» **GIVEN RECORDS**:

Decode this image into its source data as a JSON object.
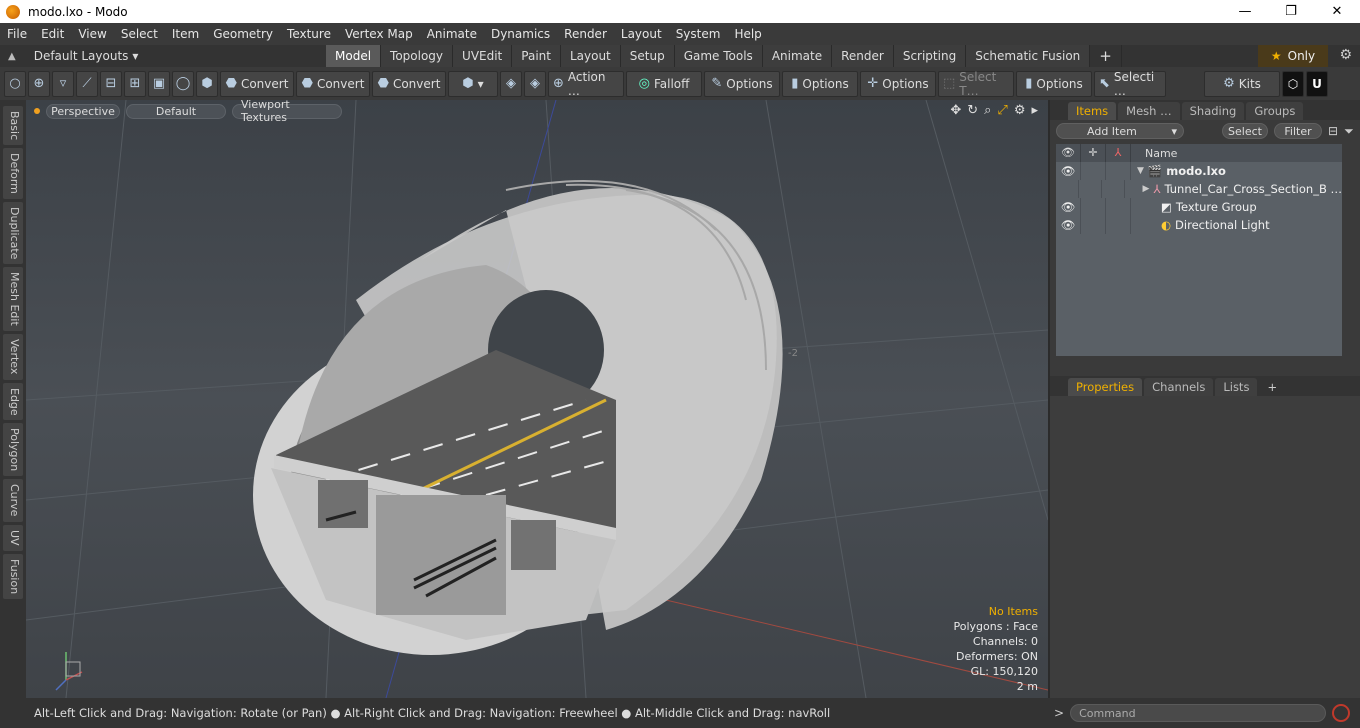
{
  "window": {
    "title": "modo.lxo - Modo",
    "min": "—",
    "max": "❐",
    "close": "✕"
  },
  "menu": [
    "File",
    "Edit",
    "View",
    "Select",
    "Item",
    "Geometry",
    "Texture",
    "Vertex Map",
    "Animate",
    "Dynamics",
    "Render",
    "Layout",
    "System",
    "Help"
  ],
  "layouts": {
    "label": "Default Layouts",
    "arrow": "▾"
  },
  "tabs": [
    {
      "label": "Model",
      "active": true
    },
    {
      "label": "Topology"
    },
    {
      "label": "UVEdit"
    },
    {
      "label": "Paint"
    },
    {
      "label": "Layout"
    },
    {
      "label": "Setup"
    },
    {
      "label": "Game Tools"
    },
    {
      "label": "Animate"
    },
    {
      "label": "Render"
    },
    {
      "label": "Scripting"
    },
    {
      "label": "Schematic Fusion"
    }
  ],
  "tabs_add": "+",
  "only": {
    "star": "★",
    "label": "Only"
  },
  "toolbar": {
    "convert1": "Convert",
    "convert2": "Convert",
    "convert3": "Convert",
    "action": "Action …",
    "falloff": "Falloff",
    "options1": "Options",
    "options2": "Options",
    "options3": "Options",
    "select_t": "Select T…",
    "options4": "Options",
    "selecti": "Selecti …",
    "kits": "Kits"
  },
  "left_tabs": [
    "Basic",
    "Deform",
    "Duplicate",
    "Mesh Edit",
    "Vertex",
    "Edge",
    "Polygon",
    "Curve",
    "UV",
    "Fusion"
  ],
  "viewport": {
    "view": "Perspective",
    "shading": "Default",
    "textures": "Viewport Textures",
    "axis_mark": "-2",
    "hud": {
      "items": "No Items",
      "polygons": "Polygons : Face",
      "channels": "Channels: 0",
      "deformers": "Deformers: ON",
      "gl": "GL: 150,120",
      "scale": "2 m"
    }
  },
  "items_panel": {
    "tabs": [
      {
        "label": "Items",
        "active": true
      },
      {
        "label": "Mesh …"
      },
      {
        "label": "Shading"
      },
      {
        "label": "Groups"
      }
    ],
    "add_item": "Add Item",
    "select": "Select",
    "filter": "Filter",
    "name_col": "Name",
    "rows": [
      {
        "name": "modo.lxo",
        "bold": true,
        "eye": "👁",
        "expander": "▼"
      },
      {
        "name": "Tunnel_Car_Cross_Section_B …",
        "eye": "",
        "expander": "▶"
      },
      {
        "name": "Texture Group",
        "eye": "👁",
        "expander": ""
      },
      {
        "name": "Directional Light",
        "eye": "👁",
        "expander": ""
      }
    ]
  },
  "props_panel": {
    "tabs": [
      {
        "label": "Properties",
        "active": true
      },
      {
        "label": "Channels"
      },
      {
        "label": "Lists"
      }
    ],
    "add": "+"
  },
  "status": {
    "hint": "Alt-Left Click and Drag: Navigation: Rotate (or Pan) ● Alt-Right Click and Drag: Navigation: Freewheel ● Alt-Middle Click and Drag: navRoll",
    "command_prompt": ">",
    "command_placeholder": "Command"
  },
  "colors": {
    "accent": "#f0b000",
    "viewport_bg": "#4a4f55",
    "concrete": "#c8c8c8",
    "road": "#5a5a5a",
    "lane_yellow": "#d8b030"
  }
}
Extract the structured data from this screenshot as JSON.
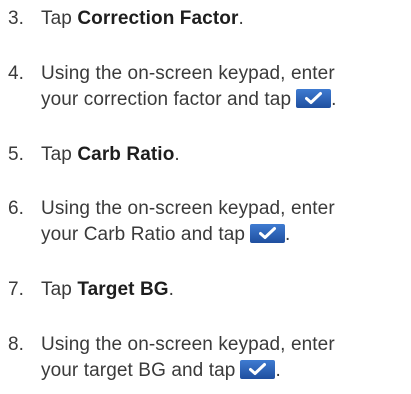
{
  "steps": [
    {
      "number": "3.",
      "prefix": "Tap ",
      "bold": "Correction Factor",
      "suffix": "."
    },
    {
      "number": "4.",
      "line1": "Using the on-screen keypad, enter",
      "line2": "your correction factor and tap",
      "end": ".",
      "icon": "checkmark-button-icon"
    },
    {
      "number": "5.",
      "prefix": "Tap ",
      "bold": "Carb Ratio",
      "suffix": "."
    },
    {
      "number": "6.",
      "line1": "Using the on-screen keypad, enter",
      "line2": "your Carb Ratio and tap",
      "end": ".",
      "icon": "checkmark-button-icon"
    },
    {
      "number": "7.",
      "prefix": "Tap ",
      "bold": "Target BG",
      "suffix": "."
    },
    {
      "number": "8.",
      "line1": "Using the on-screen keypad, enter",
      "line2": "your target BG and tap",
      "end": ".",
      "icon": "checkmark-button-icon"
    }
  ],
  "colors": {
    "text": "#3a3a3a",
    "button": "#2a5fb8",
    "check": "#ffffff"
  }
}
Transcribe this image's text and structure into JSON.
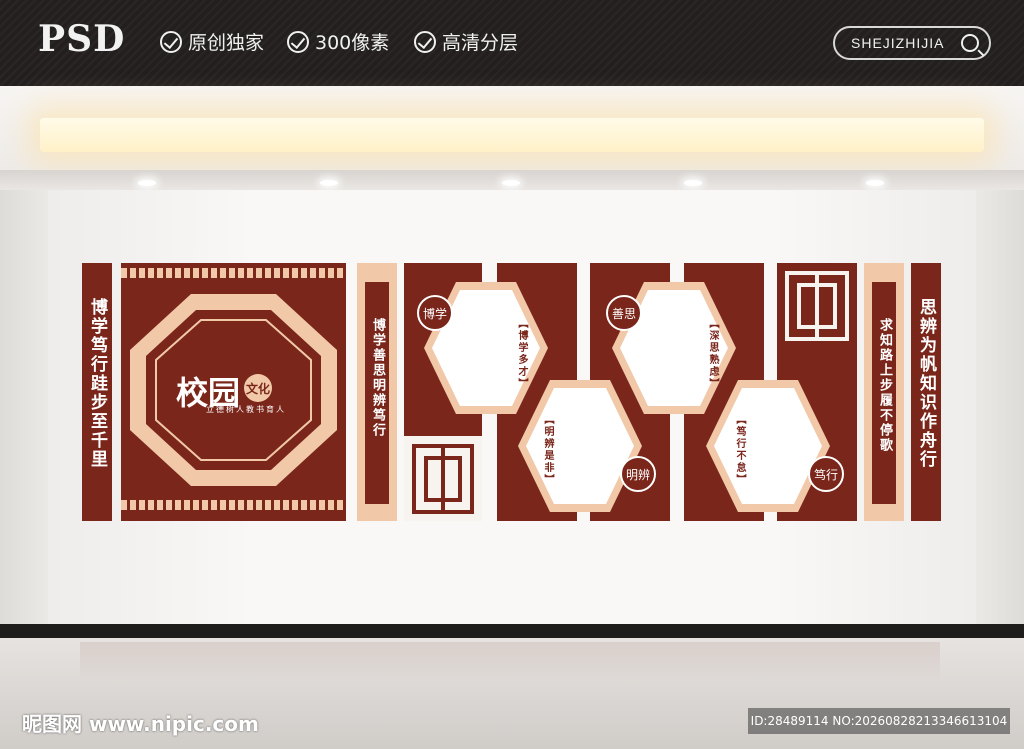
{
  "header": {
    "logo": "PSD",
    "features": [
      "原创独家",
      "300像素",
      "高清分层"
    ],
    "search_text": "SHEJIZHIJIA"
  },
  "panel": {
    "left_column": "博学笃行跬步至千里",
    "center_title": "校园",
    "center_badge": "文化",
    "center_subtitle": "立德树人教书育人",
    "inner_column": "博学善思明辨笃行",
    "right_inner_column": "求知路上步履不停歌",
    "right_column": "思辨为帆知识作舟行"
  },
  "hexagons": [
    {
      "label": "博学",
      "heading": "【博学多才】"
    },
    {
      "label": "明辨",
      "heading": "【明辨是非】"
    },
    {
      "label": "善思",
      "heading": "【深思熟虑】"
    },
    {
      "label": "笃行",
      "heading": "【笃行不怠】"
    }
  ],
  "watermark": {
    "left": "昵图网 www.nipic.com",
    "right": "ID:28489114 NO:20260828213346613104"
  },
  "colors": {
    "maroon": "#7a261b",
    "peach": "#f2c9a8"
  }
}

» **WHAT YOU HAVE TO DO**:
Repeat verbatim all the material, but not the pictures.

» **ANSWER IN FULL**:
Decode this image into its source data as a JSON object.
{
  "window": {
    "title": "modo.lxo - Modo",
    "min": "—",
    "max": "❐",
    "close": "✕"
  },
  "menu": [
    "File",
    "Edit",
    "View",
    "Select",
    "Item",
    "Geometry",
    "Texture",
    "Vertex Map",
    "Animate",
    "Dynamics",
    "Render",
    "Layout",
    "System",
    "Help"
  ],
  "layouts": {
    "label": "Default Layouts",
    "arrow": "▾"
  },
  "tabs": [
    {
      "label": "Model",
      "active": true
    },
    {
      "label": "Topology"
    },
    {
      "label": "UVEdit"
    },
    {
      "label": "Paint"
    },
    {
      "label": "Layout"
    },
    {
      "label": "Setup"
    },
    {
      "label": "Game Tools"
    },
    {
      "label": "Animate"
    },
    {
      "label": "Render"
    },
    {
      "label": "Scripting"
    },
    {
      "label": "Schematic Fusion"
    }
  ],
  "tabs_add": "+",
  "only": {
    "star": "★",
    "label": "Only"
  },
  "toolbar": {
    "convert1": "Convert",
    "convert2": "Convert",
    "convert3": "Convert",
    "action": "Action …",
    "falloff": "Falloff",
    "options1": "Options",
    "options2": "Options",
    "options3": "Options",
    "select_t": "Select T…",
    "options4": "Options",
    "selecti": "Selecti …",
    "kits": "Kits"
  },
  "left_tabs": [
    "Basic",
    "Deform",
    "Duplicate",
    "Mesh Edit",
    "Vertex",
    "Edge",
    "Polygon",
    "Curve",
    "UV",
    "Fusion"
  ],
  "viewport": {
    "view": "Perspective",
    "shading": "Default",
    "textures": "Viewport Textures",
    "axis_mark": "-2",
    "hud": {
      "items": "No Items",
      "polygons": "Polygons : Face",
      "channels": "Channels: 0",
      "deformers": "Deformers: ON",
      "gl": "GL: 150,120",
      "scale": "2 m"
    }
  },
  "items_panel": {
    "tabs": [
      {
        "label": "Items",
        "active": true
      },
      {
        "label": "Mesh …"
      },
      {
        "label": "Shading"
      },
      {
        "label": "Groups"
      }
    ],
    "add_item": "Add Item",
    "select": "Select",
    "filter": "Filter",
    "name_col": "Name",
    "rows": [
      {
        "name": "modo.lxo",
        "bold": true,
        "eye": "👁",
        "expander": "▼"
      },
      {
        "name": "Tunnel_Car_Cross_Section_B …",
        "eye": "",
        "expander": "▶"
      },
      {
        "name": "Texture Group",
        "eye": "👁",
        "expander": ""
      },
      {
        "name": "Directional Light",
        "eye": "👁",
        "expander": ""
      }
    ]
  },
  "props_panel": {
    "tabs": [
      {
        "label": "Properties",
        "active": true
      },
      {
        "label": "Channels"
      },
      {
        "label": "Lists"
      }
    ],
    "add": "+"
  },
  "status": {
    "hint": "Alt-Left Click and Drag: Navigation: Rotate (or Pan) ● Alt-Right Click and Drag: Navigation: Freewheel ● Alt-Middle Click and Drag: navRoll",
    "command_prompt": ">",
    "command_placeholder": "Command"
  },
  "colors": {
    "accent": "#f0b000",
    "viewport_bg": "#4a4f55",
    "concrete": "#c8c8c8",
    "road": "#5a5a5a",
    "lane_yellow": "#d8b030"
  }
}
Extract the structured data from this screenshot as JSON.
{
  "steps": [
    {
      "number": "3.",
      "prefix": "Tap ",
      "bold": "Correction Factor",
      "suffix": "."
    },
    {
      "number": "4.",
      "line1": "Using the on-screen keypad, enter",
      "line2": "your correction factor and tap",
      "end": ".",
      "icon": "checkmark-button-icon"
    },
    {
      "number": "5.",
      "prefix": "Tap ",
      "bold": "Carb Ratio",
      "suffix": "."
    },
    {
      "number": "6.",
      "line1": "Using the on-screen keypad, enter",
      "line2": "your Carb Ratio and tap",
      "end": ".",
      "icon": "checkmark-button-icon"
    },
    {
      "number": "7.",
      "prefix": "Tap ",
      "bold": "Target BG",
      "suffix": "."
    },
    {
      "number": "8.",
      "line1": "Using the on-screen keypad, enter",
      "line2": "your target BG and tap",
      "end": ".",
      "icon": "checkmark-button-icon"
    }
  ],
  "colors": {
    "text": "#3a3a3a",
    "button": "#2a5fb8",
    "check": "#ffffff"
  }
}
Transcribe this image's text and structure into JSON.
{
  "header": {
    "logo": "PSD",
    "features": [
      "原创独家",
      "300像素",
      "高清分层"
    ],
    "search_text": "SHEJIZHIJIA"
  },
  "panel": {
    "left_column": "博学笃行跬步至千里",
    "center_title": "校园",
    "center_badge": "文化",
    "center_subtitle": "立德树人教书育人",
    "inner_column": "博学善思明辨笃行",
    "right_inner_column": "求知路上步履不停歌",
    "right_column": "思辨为帆知识作舟行"
  },
  "hexagons": [
    {
      "label": "博学",
      "heading": "【博学多才】"
    },
    {
      "label": "明辨",
      "heading": "【明辨是非】"
    },
    {
      "label": "善思",
      "heading": "【深思熟虑】"
    },
    {
      "label": "笃行",
      "heading": "【笃行不怠】"
    }
  ],
  "watermark": {
    "left": "昵图网 www.nipic.com",
    "right": "ID:28489114 NO:20260828213346613104"
  },
  "colors": {
    "maroon": "#7a261b",
    "peach": "#f2c9a8"
  }
}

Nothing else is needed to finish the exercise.